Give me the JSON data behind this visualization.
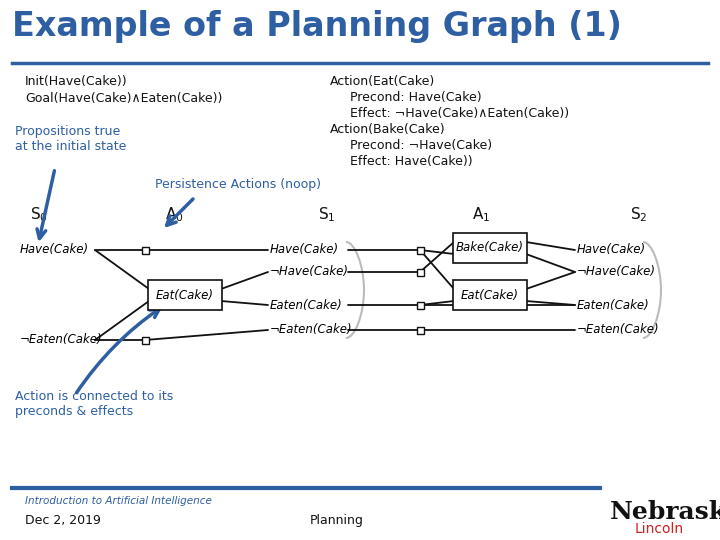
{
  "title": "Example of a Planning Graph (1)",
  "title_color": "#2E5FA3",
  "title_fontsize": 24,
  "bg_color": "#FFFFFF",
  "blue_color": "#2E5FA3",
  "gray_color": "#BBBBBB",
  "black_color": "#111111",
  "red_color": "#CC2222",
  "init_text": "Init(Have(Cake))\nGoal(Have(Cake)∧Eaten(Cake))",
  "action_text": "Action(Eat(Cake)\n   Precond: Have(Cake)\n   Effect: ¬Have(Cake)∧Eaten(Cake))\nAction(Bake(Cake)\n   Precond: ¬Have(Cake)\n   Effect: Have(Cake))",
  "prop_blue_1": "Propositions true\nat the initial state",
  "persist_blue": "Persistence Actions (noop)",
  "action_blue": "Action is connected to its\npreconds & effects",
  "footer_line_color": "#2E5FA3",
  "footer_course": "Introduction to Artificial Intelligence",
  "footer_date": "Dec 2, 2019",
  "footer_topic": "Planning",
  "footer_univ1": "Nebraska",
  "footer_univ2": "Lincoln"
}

==

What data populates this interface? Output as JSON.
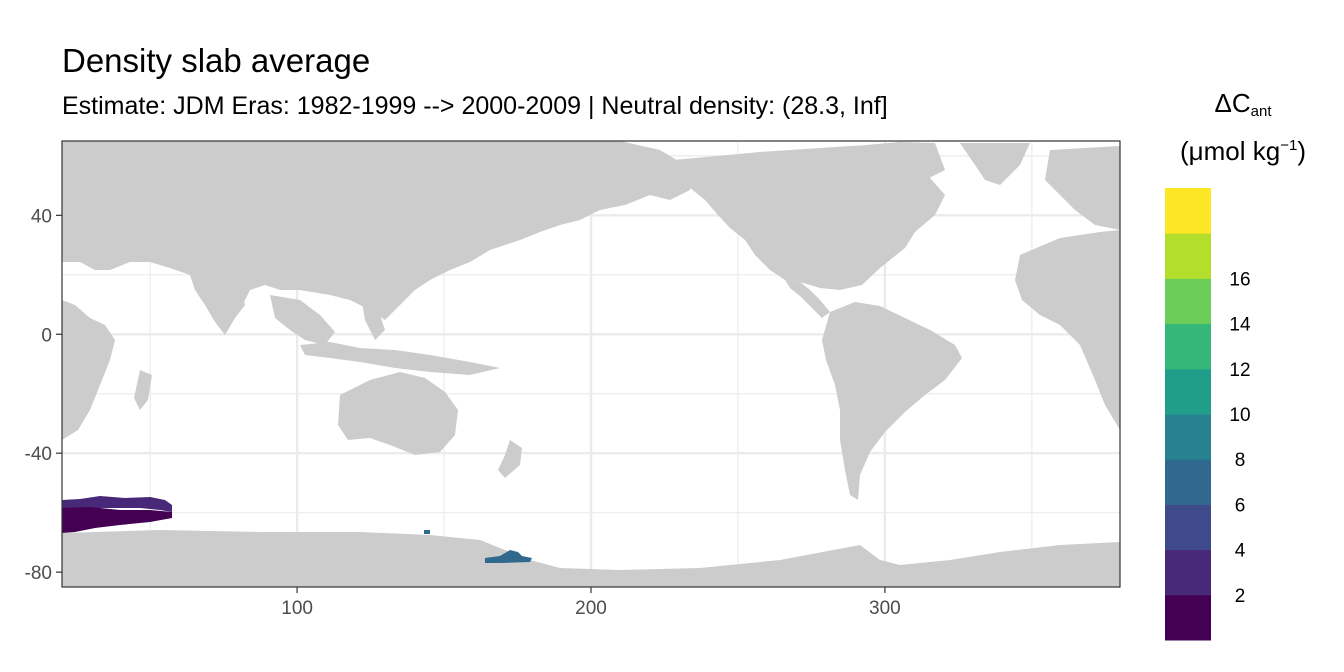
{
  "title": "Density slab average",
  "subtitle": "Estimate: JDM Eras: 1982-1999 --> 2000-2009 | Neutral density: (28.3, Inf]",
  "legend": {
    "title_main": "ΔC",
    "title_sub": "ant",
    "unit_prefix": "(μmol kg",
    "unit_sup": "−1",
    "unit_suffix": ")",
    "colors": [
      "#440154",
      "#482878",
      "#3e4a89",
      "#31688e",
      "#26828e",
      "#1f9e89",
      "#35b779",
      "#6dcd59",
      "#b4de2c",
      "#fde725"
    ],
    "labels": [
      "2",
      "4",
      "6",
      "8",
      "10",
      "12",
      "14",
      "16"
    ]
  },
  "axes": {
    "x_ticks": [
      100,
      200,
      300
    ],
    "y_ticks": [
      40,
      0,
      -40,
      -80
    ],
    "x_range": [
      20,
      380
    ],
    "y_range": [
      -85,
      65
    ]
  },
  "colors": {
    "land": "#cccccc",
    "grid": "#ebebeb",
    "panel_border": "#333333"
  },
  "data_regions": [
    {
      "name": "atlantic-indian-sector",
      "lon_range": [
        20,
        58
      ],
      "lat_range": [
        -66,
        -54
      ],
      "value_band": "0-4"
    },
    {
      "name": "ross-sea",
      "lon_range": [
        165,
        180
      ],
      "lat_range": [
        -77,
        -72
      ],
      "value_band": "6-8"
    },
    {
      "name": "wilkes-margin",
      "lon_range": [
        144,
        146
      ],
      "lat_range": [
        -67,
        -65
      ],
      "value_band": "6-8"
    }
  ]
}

■ What you are asked to do:
Among the records above, find each line holding the string "JSON" and pull it out.

■ Expected answer:
Give me the JSON data behind this visualization.
What data populates this interface? Output as JSON.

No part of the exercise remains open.